##### EXERCISE INPUT #####
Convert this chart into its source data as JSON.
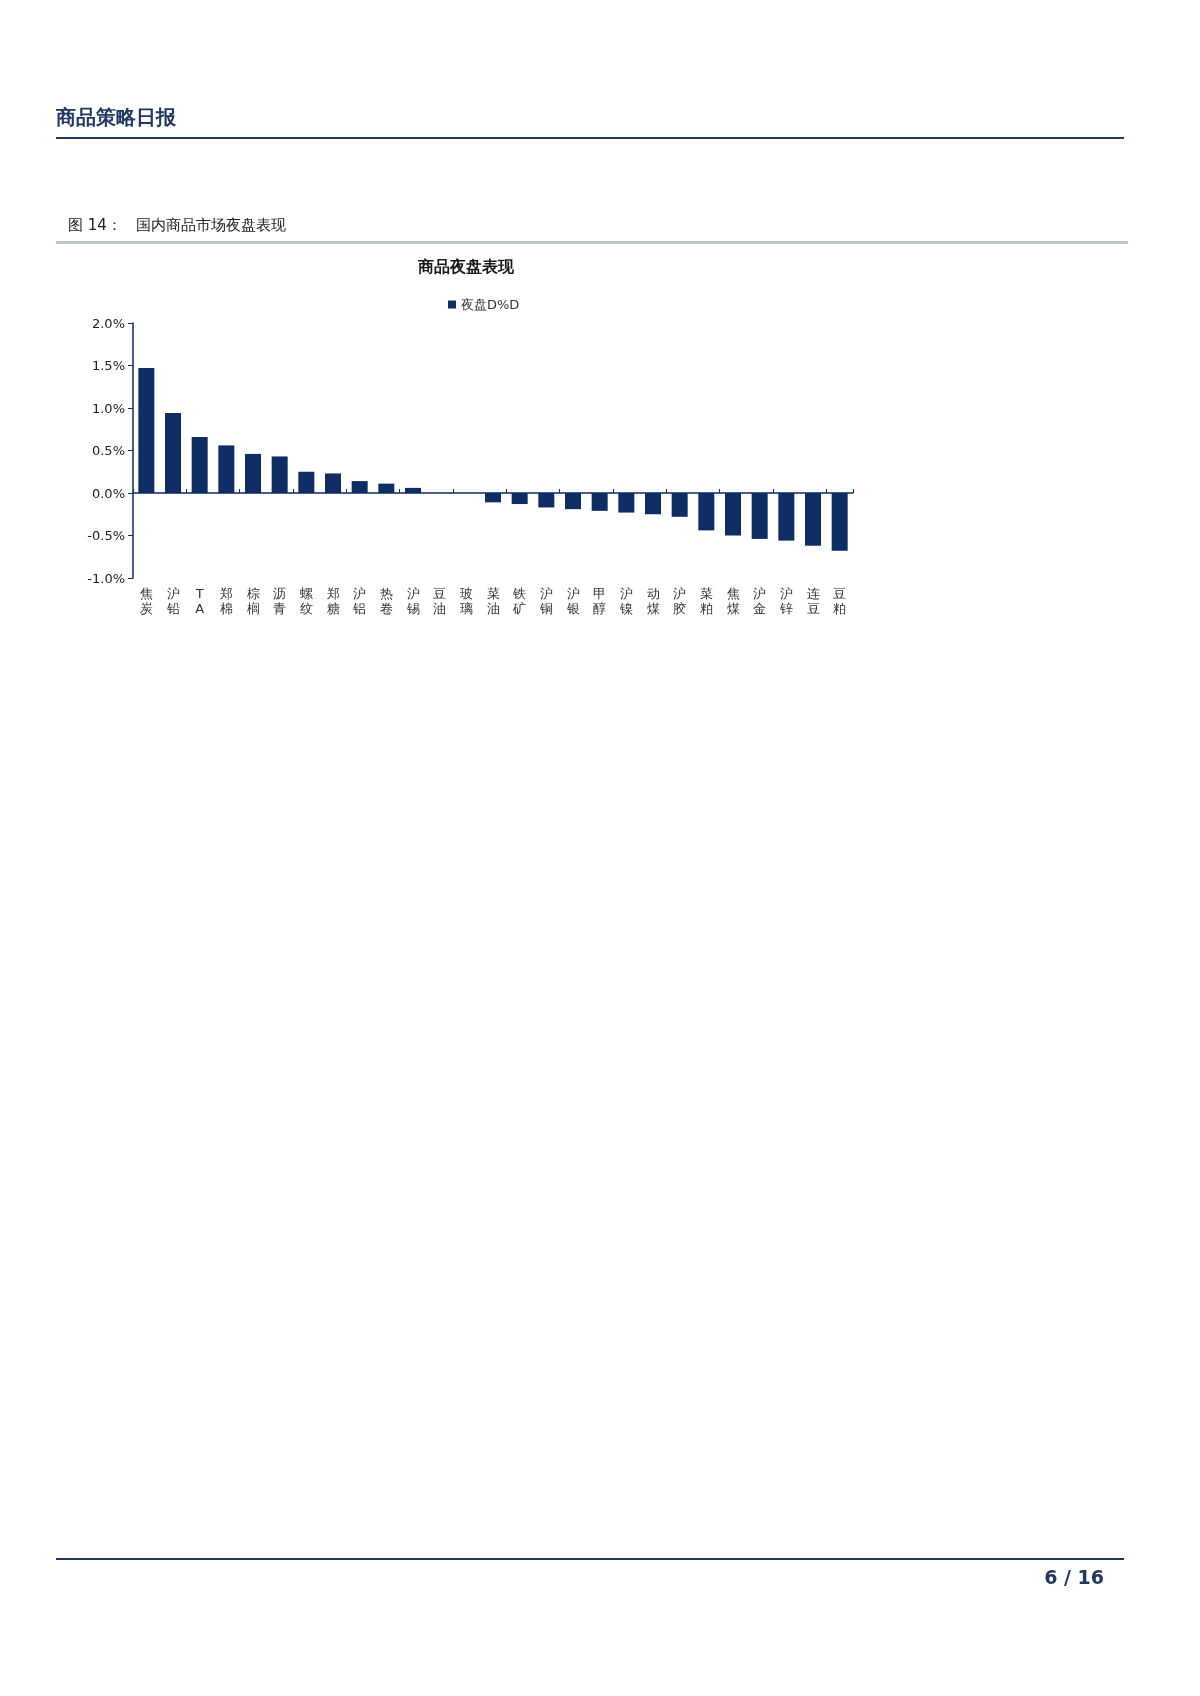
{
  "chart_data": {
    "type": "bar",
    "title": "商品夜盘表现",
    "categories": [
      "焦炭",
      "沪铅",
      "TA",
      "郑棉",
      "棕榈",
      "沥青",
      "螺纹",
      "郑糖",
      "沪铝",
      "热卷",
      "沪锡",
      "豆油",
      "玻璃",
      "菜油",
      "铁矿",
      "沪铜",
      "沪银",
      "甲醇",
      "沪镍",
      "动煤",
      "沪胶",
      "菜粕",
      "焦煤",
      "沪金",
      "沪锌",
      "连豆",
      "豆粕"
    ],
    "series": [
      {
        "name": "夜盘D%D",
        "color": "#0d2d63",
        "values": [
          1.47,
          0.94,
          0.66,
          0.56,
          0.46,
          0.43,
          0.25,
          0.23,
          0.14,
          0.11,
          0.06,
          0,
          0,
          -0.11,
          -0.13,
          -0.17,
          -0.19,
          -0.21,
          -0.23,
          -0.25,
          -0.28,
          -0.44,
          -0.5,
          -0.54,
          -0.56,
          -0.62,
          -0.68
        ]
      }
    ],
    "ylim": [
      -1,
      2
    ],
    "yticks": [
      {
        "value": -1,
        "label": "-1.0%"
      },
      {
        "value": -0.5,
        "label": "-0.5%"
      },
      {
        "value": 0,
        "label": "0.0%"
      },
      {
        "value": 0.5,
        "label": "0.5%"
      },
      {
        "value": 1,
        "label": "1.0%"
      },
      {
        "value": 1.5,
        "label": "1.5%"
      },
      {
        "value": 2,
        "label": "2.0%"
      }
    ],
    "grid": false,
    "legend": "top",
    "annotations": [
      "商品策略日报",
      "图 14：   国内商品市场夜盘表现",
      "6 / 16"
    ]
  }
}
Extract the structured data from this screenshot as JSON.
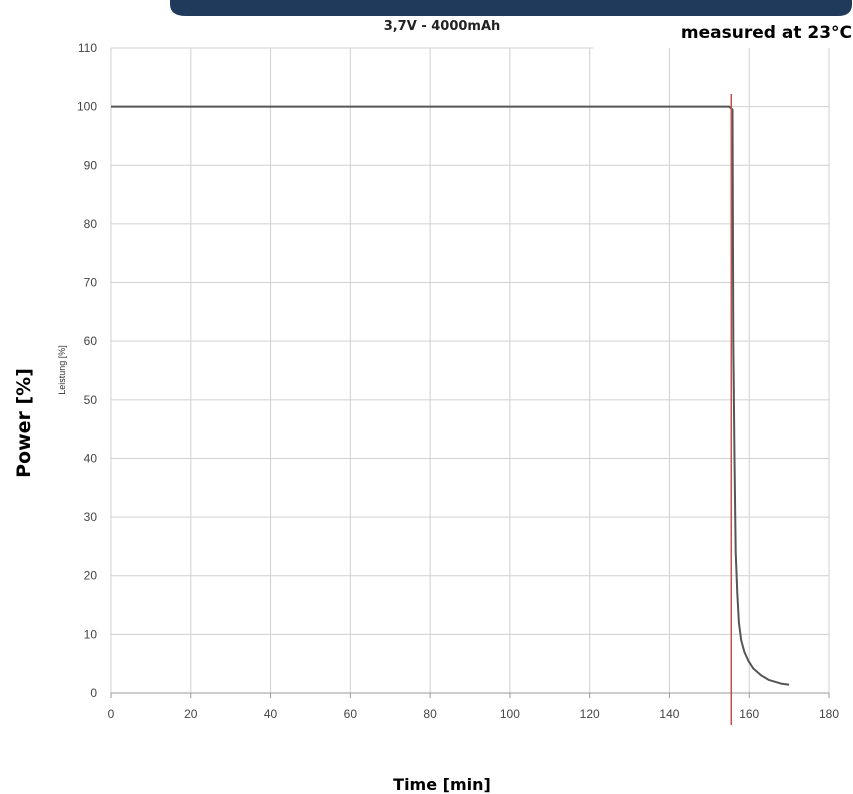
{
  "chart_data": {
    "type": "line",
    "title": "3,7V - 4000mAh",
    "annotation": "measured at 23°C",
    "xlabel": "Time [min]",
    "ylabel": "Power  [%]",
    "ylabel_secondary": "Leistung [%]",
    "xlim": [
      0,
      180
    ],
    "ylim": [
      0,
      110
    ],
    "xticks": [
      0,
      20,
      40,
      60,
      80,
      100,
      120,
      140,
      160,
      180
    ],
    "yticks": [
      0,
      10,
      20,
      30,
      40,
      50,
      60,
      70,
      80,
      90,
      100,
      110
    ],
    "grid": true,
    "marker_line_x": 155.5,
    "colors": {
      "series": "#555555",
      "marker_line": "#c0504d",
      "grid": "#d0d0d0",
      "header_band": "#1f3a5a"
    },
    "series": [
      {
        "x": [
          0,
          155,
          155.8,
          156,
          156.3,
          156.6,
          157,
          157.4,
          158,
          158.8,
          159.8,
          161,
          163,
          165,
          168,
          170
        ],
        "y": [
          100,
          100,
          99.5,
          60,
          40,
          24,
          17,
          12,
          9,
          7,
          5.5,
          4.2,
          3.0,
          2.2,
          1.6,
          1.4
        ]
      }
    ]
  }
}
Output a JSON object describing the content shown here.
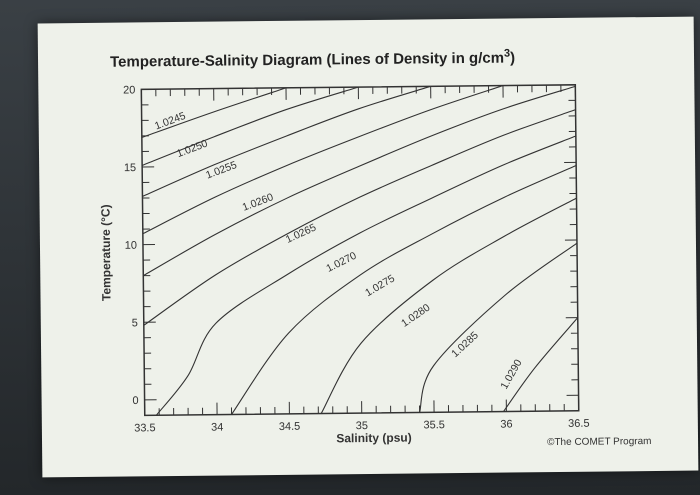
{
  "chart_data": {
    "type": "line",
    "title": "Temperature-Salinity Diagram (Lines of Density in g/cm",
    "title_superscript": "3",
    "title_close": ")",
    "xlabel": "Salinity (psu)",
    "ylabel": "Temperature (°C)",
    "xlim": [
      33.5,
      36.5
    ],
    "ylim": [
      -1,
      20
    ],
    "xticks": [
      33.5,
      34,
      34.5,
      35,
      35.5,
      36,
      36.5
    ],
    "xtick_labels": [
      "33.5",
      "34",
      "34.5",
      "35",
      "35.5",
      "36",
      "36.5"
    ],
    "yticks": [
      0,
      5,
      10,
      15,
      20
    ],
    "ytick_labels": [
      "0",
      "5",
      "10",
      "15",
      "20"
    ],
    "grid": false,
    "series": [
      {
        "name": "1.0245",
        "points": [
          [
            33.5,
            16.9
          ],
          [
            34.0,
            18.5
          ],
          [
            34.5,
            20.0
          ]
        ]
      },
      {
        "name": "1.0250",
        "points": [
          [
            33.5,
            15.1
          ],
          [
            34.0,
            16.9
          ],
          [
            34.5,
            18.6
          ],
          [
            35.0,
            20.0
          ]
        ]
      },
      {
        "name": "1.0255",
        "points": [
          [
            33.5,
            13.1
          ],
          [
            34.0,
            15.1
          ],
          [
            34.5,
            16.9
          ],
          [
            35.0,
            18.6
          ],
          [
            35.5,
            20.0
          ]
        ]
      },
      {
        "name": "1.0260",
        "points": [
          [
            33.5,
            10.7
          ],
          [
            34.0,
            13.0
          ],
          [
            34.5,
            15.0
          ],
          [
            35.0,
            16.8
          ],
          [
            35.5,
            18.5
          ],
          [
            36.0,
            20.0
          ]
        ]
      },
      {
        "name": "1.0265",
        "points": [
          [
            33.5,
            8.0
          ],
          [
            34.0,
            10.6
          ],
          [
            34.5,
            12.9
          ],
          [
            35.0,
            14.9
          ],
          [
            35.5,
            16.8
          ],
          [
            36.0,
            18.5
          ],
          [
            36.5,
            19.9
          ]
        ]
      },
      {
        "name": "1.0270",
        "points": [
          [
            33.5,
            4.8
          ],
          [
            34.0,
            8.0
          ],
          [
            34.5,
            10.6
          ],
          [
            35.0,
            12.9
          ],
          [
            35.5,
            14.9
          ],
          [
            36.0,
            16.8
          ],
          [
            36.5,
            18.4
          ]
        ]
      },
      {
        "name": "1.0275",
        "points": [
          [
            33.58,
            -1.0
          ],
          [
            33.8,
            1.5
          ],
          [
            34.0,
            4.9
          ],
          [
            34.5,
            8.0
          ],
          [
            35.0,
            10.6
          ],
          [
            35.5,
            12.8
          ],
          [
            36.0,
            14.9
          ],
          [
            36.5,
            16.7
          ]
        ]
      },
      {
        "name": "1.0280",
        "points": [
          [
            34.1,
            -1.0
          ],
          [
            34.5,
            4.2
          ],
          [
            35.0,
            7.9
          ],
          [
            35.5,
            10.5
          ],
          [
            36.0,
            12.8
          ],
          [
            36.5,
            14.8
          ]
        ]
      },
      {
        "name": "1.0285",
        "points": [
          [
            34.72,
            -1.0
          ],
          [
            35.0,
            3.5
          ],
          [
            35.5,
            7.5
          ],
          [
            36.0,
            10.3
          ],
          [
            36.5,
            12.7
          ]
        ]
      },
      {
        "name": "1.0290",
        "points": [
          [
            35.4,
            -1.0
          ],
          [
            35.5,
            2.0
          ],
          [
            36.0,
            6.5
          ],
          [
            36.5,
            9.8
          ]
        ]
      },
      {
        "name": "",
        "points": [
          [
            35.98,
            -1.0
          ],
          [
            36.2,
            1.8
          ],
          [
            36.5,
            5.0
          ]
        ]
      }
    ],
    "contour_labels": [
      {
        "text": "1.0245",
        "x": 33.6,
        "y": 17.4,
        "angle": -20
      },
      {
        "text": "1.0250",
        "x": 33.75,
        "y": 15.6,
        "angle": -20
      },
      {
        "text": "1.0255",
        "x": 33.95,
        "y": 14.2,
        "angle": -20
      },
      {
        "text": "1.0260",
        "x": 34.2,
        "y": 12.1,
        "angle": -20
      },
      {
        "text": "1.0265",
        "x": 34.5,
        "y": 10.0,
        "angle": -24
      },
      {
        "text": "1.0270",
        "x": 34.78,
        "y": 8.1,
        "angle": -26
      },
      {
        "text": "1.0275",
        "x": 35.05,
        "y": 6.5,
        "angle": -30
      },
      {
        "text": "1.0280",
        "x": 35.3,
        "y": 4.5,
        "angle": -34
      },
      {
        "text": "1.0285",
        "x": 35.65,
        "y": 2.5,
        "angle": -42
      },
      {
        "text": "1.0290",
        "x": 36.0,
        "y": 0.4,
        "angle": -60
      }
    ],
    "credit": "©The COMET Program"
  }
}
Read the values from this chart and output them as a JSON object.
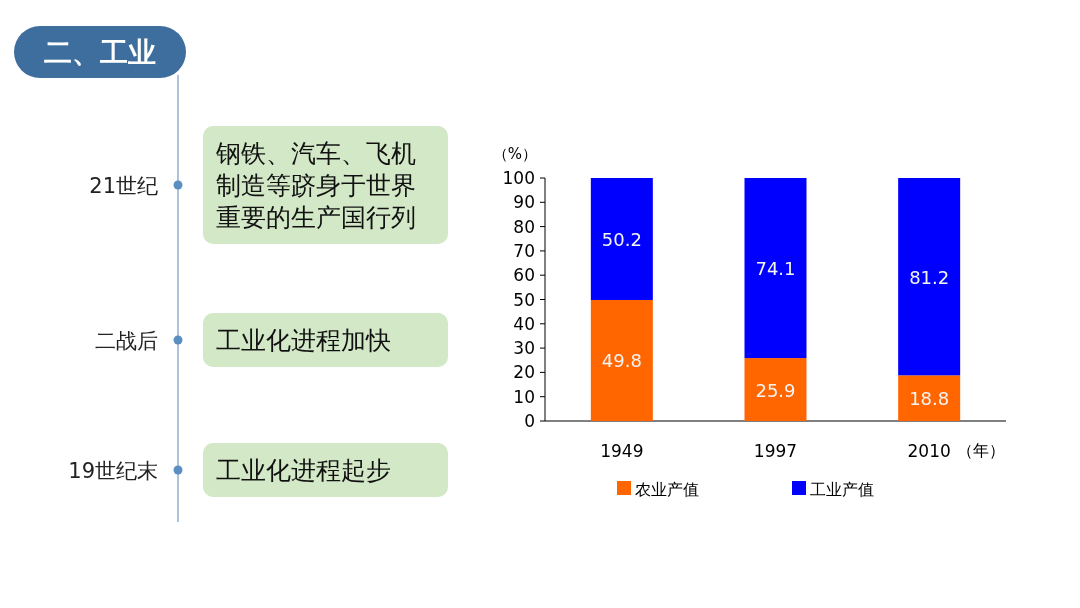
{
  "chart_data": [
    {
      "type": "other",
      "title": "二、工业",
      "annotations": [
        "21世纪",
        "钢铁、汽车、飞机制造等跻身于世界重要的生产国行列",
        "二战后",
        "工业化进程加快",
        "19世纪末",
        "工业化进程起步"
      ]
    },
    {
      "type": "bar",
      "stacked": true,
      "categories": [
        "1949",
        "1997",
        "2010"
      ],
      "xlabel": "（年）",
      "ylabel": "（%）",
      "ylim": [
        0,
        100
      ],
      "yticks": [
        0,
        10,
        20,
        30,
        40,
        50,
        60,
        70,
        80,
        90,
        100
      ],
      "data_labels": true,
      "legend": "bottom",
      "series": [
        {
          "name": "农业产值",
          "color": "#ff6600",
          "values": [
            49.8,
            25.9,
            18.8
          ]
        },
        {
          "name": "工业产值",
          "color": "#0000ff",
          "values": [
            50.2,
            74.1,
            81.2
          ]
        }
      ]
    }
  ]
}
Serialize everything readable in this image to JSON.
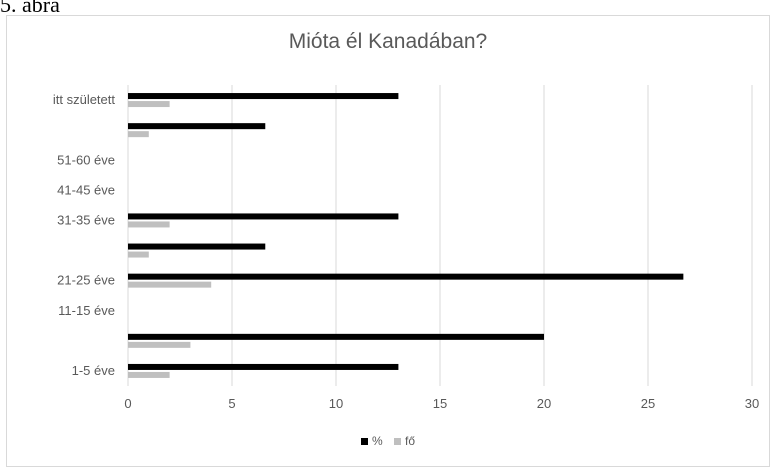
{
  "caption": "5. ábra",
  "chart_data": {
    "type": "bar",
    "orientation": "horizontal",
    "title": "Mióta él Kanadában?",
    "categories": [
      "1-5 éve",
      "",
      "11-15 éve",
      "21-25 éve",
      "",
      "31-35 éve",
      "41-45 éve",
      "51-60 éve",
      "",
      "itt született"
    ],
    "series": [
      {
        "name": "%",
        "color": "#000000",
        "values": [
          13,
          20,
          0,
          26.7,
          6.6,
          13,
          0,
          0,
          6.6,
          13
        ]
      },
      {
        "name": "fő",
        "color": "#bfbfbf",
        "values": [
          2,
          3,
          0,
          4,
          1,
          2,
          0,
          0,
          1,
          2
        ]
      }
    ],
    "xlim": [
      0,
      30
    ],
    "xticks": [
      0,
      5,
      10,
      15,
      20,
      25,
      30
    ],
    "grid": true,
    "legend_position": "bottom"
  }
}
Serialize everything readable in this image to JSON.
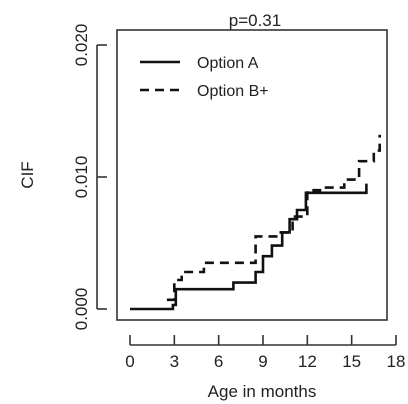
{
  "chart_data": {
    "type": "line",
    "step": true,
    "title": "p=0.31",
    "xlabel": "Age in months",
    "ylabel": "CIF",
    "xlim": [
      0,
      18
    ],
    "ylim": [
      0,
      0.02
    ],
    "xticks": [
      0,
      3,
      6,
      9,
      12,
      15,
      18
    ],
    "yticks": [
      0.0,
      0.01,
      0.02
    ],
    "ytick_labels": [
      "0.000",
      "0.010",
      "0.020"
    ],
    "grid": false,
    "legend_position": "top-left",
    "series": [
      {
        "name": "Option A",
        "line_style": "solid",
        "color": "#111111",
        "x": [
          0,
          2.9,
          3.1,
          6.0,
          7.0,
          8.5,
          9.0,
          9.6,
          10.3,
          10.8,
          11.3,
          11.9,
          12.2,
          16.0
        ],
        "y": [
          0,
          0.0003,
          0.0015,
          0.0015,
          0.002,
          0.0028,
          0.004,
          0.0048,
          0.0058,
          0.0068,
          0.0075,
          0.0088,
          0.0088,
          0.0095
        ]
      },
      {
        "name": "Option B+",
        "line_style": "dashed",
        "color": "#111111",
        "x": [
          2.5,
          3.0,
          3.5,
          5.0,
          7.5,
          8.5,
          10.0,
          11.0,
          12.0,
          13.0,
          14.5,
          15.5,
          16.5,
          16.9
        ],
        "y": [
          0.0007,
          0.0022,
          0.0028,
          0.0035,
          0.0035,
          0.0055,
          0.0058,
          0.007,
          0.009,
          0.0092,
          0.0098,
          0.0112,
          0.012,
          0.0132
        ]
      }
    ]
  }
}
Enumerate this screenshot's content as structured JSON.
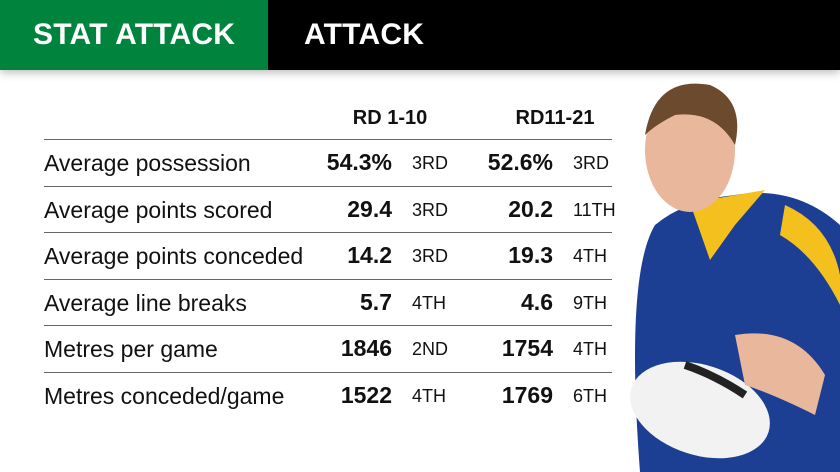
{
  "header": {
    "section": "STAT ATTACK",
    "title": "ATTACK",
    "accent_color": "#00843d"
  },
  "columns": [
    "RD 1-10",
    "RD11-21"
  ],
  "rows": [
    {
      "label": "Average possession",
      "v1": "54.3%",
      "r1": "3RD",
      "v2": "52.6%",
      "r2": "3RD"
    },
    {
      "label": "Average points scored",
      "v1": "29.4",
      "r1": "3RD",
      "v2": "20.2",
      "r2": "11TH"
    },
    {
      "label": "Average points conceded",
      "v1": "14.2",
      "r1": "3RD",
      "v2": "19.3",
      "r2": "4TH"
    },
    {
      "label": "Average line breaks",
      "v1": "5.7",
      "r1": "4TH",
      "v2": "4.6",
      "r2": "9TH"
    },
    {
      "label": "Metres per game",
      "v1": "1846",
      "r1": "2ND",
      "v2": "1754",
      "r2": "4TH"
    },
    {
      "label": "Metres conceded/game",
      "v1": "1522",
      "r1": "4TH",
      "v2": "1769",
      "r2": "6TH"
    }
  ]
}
#####
**TASK DIRECTIONS**
Say how many lines in this material hold "bottom", and say nothing else.

**FULL OUTPUT**
2